EXERCISE GOAL. Could you write out every entry exactly as it stands?

ENTRIES SHOWN.
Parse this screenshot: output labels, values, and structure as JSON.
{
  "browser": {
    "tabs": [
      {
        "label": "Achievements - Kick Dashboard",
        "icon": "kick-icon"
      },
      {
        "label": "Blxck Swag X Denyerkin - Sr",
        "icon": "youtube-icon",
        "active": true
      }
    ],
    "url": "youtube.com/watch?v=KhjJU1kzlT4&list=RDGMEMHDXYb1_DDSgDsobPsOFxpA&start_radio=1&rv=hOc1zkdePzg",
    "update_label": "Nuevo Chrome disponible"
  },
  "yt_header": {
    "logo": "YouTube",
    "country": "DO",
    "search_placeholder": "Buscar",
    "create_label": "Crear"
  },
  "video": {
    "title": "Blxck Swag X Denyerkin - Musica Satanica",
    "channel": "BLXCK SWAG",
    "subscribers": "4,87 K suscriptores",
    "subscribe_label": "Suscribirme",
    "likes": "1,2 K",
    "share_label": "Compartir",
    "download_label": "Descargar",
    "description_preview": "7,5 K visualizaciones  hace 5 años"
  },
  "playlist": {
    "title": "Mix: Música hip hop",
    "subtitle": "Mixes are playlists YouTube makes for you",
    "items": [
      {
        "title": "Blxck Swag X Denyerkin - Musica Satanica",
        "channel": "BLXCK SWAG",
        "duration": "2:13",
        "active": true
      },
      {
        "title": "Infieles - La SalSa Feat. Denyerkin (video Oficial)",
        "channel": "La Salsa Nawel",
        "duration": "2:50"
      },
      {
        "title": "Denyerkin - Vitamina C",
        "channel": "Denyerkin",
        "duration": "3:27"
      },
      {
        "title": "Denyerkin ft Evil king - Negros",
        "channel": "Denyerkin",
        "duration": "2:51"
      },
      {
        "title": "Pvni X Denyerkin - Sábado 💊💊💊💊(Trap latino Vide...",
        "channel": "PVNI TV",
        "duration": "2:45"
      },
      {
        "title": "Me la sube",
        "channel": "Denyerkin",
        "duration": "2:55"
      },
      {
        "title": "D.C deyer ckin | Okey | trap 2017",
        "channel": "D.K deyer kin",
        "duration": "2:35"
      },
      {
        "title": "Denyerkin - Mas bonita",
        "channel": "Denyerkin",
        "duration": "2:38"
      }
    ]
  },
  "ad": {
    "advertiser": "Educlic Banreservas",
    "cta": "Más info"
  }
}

SOLUTION TO THIS PROBLEM.
Parse this screenshot: output labels, values, and structure as JSON.
{
  "browser": {
    "tabs": [
      {
        "label": "Achievements - Kick Dashboard",
        "icon": "kick-icon"
      },
      {
        "label": "Blxck Swag X Denyerkin - Sr",
        "icon": "youtube-icon",
        "active": true
      }
    ],
    "url": "youtube.com/watch?v=KhjJU1kzlT4&list=RDGMEMHDXYb1_DDSgDsobPsOFxpA&start_radio=1&rv=hOc1zkdePzg",
    "update_label": "Nuevo Chrome disponible"
  },
  "yt_header": {
    "logo": "YouTube",
    "country": "DO",
    "search_placeholder": "Buscar",
    "create_label": "Crear"
  },
  "video": {
    "title": "Blxck Swag X Denyerkin - Musica Satanica",
    "channel": "BLXCK SWAG",
    "subscribers": "4,87 K suscriptores",
    "subscribe_label": "Suscribirme",
    "likes": "1,2 K",
    "share_label": "Compartir",
    "download_label": "Descargar",
    "description_preview": "7,5 K visualizaciones  hace 5 años"
  },
  "playlist": {
    "title": "Mix: Música hip hop",
    "subtitle": "Mixes are playlists YouTube makes for you",
    "items": [
      {
        "title": "Blxck Swag X Denyerkin - Musica Satanica",
        "channel": "BLXCK SWAG",
        "duration": "2:13",
        "active": true
      },
      {
        "title": "Infieles - La SalSa Feat. Denyerkin (video Oficial)",
        "channel": "La Salsa Nawel",
        "duration": "2:50"
      },
      {
        "title": "Denyerkin - Vitamina C",
        "channel": "Denyerkin",
        "duration": "3:27"
      },
      {
        "title": "Denyerkin ft Evil king - Negros",
        "channel": "Denyerkin",
        "duration": "2:51"
      },
      {
        "title": "Pvni X Denyerkin - Sábado 💊💊💊💊(Trap latino Vide...",
        "channel": "PVNI TV",
        "duration": "2:45"
      },
      {
        "title": "Me la sube",
        "channel": "Denyerkin",
        "duration": "2:55"
      },
      {
        "title": "D.C deyer ckin | Okey | trap 2017",
        "channel": "D.K deyer kin",
        "duration": "2:35"
      },
      {
        "title": "Denyerkin - Mas bonita",
        "channel": "Denyerkin",
        "duration": "2:38"
      }
    ]
  },
  "ad": {
    "advertiser": "Educlic Banreservas",
    "cta": "Más info"
  }
}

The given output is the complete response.